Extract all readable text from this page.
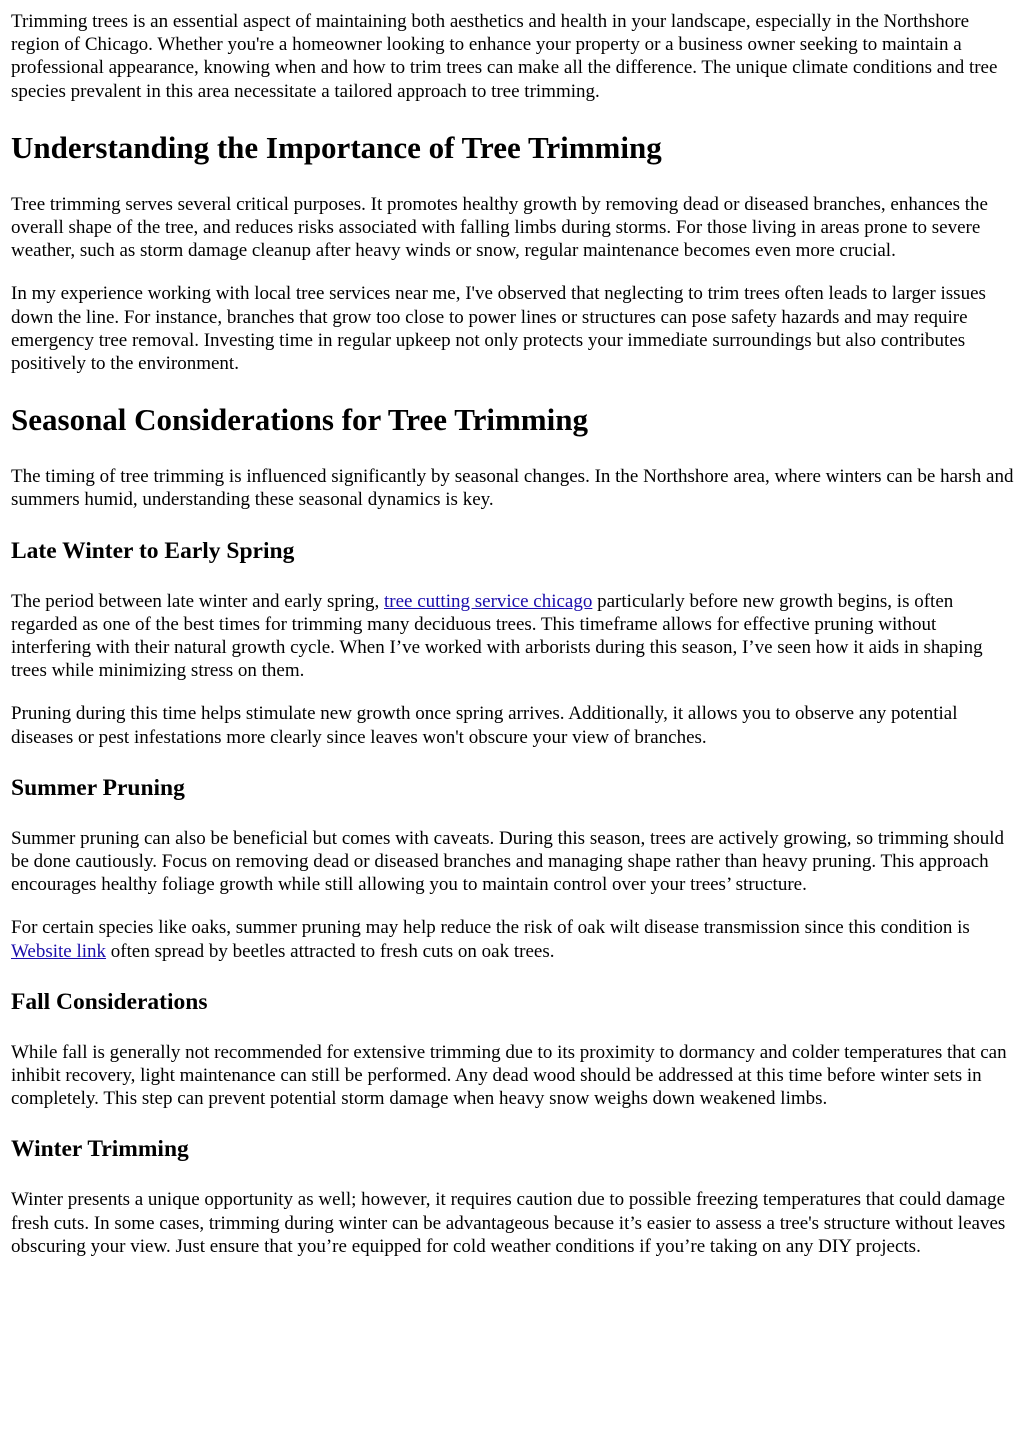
Trimming trees is an essential aspect of maintaining both aesthetics and health in your landscape, especially in the Northshore region of Chicago. Whether you're a homeowner looking to enhance your property or a business owner seeking to maintain a professional appearance, knowing when and how to trim trees can make all the difference. The unique climate conditions and tree species prevalent in this area necessitate a tailored approach to tree trimming.

Understanding the Importance of Tree Trimming

Tree trimming serves several critical purposes. It promotes healthy growth by removing dead or diseased branches, enhances the overall shape of the tree, and reduces risks associated with falling limbs during storms. For those living in areas prone to severe weather, such as storm damage cleanup after heavy winds or snow, regular maintenance becomes even more crucial.

In my experience working with local tree services near me, I've observed that neglecting to trim trees often leads to larger issues down the line. For instance, branches that grow too close to power lines or structures can pose safety hazards and may require emergency tree removal. Investing time in regular upkeep not only protects your immediate surroundings but also contributes positively to the environment.

Seasonal Considerations for Tree Trimming

The timing of tree trimming is influenced significantly by seasonal changes. In the Northshore area, where winters can be harsh and summers humid, understanding these seasonal dynamics is key.

Late Winter to Early Spring

The period between late winter and early spring, tree cutting service chicago particularly before new growth begins, is often regarded as one of the best times for trimming many deciduous trees. This timeframe allows for effective pruning without interfering with their natural growth cycle. When I’ve worked with arborists during this season, I’ve seen how it aids in shaping trees while minimizing stress on them.

Pruning during this time helps stimulate new growth once spring arrives. Additionally, it allows you to observe any potential diseases or pest infestations more clearly since leaves won't obscure your view of branches.

Summer Pruning

Summer pruning can also be beneficial but comes with caveats. During this season, trees are actively growing, so trimming should be done cautiously. Focus on removing dead or diseased branches and managing shape rather than heavy pruning. This approach encourages healthy foliage growth while still allowing you to maintain control over your trees’ structure.

For certain species like oaks, summer pruning may help reduce the risk of oak wilt disease transmission since this condition is Website link often spread by beetles attracted to fresh cuts on oak trees.

Fall Considerations

While fall is generally not recommended for extensive trimming due to its proximity to dormancy and colder temperatures that can inhibit recovery, light maintenance can still be performed. Any dead wood should be addressed at this time before winter sets in completely. This step can prevent potential storm damage when heavy snow weighs down weakened limbs.

Winter Trimming

Winter presents a unique opportunity as well; however, it requires caution due to possible freezing temperatures that could damage fresh cuts. In some cases, trimming during winter can be advantageous because it’s easier to assess a tree's structure without leaves obscuring your view. Just ensure that you’re equipped for cold weather conditions if you’re taking on any DIY projects.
====================
> TASK REQUIREMENTS: Gather each line in these records that contains the string "maintain".

> RESPONSE TO THIS TASK:
Trimming trees is an essential aspect of maintaining both aesthetics and health in your landscape, especially in the Northshore region of Chicago. Whether you're a homeowner looking to enhance your property or a business owner seeking to maintain a professional appearance, knowing when and how to trim trees can make all the difference. The unique climate conditions and tree species prevalent in this area necessitate a tailored approach to tree trimming.
Summer pruning can also be beneficial but comes with caveats. During this season, trees are actively growing, so trimming should be done cautiously. Focus on removing dead or diseased branches and managing shape rather than heavy pruning. This approach encourages healthy foliage growth while still allowing you to maintain control over your trees’ structure.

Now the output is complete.